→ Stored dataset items
◆ ◆ ◆
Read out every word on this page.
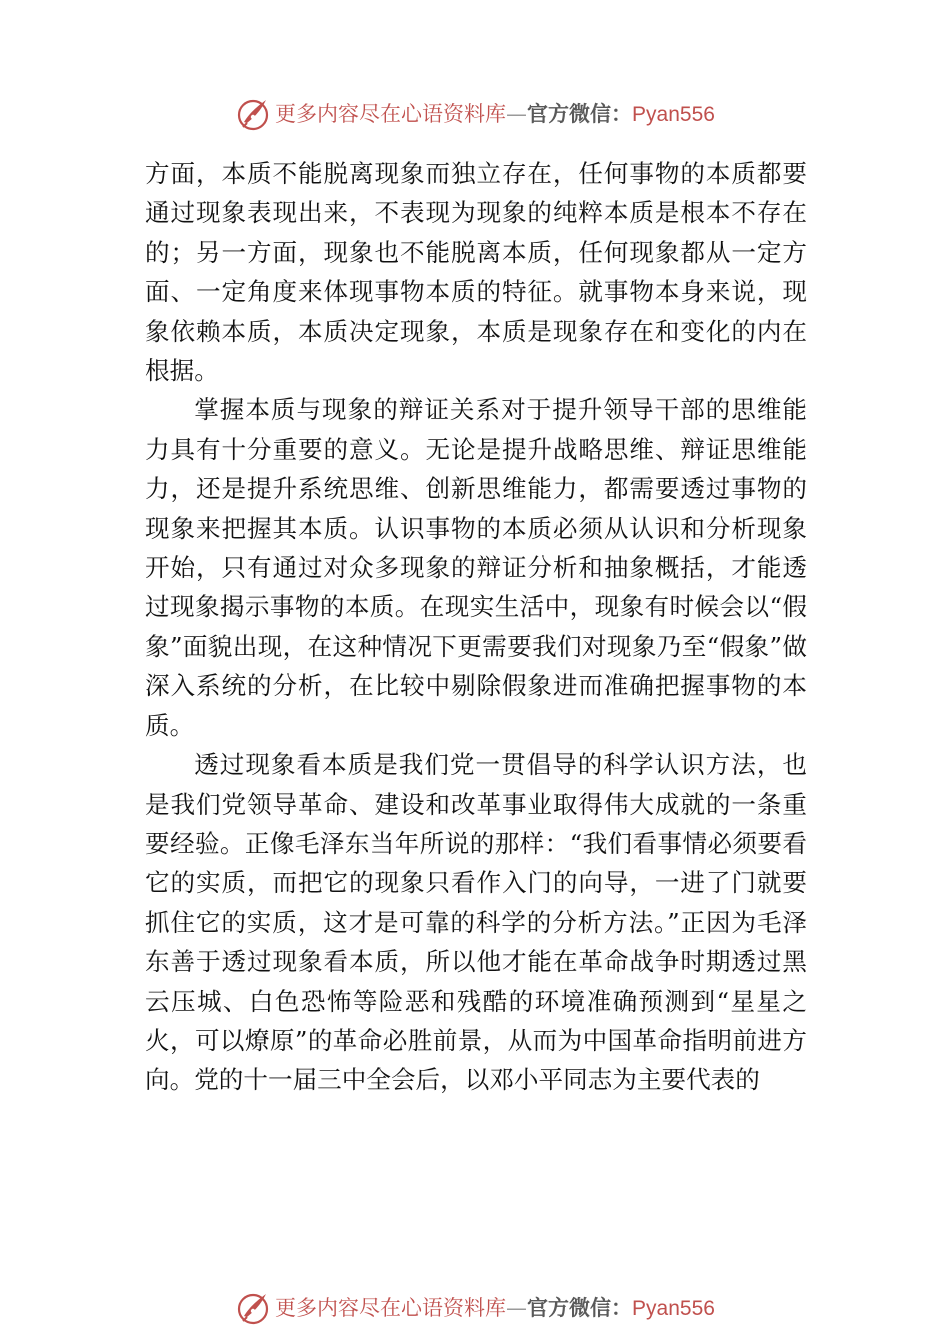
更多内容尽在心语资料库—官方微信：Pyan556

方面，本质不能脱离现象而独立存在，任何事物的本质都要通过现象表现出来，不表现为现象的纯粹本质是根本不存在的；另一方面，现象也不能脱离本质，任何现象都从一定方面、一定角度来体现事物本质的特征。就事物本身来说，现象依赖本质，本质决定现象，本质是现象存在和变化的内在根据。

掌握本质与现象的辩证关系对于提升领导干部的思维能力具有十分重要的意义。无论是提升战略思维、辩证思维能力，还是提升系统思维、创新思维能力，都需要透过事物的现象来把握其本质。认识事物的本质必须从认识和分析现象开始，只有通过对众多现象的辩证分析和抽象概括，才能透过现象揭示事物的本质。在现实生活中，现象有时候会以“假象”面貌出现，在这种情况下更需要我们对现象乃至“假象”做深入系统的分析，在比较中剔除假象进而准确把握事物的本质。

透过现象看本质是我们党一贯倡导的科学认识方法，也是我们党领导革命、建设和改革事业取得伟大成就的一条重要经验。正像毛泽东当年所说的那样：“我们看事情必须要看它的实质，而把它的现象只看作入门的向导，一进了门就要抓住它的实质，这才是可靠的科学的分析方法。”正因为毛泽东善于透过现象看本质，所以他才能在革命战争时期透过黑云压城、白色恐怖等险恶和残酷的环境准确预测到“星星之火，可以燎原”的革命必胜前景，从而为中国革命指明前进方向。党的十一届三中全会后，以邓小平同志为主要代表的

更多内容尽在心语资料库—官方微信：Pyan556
◆ ◆ ◆
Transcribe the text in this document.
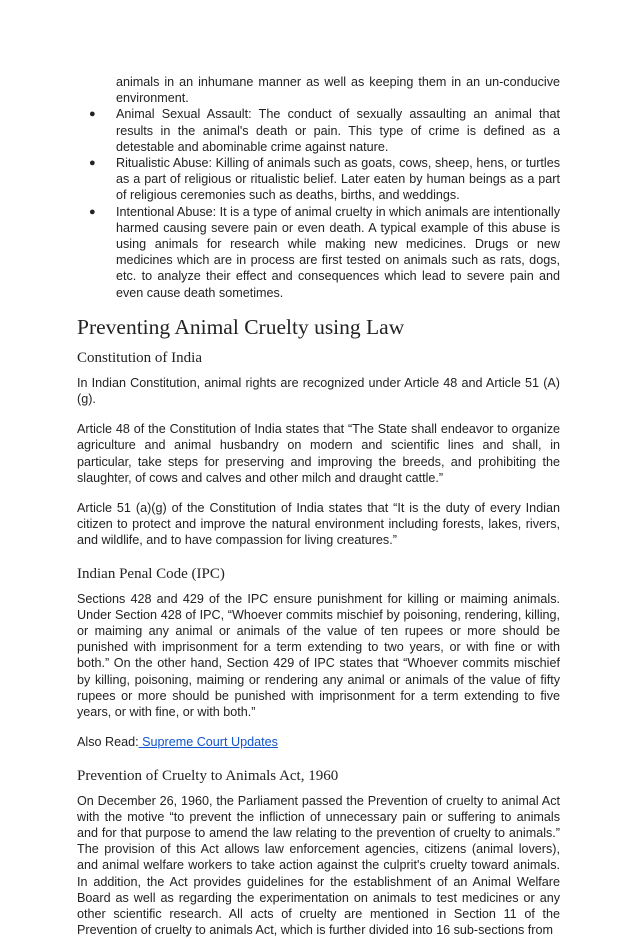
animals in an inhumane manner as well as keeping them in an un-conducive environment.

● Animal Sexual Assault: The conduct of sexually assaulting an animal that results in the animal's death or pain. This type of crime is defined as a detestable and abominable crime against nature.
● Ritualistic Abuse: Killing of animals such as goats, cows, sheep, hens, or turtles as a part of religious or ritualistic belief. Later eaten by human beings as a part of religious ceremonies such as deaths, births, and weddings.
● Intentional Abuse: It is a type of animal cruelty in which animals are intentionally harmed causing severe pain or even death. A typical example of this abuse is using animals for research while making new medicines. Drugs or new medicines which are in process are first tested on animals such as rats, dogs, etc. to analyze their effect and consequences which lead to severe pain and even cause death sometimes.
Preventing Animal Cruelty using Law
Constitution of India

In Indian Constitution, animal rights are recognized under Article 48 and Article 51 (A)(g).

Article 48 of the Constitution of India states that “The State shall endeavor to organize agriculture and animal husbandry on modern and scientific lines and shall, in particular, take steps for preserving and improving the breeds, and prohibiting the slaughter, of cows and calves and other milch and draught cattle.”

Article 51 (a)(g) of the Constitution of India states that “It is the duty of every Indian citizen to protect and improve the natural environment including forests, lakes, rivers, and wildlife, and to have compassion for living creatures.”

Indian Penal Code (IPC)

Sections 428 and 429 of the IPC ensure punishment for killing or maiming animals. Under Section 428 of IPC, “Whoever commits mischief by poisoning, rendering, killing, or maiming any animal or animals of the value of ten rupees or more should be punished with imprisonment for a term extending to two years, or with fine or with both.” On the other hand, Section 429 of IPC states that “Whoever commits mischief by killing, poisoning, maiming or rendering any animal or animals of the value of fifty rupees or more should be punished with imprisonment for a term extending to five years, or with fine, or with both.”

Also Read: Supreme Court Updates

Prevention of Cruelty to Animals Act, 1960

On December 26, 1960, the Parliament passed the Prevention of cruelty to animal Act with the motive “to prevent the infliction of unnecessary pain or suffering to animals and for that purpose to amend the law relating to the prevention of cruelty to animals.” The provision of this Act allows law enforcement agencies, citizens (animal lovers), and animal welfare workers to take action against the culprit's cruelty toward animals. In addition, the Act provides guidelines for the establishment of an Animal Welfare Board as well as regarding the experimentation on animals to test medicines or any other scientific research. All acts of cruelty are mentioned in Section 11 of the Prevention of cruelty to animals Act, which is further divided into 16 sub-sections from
◆ ◆ ◆
→ TASK TO CARRY OUT
Only lines with "Read" are wanted here; list each of them.

→ REPLY
Read out every word on this page.
Also Read: Supreme Court Updates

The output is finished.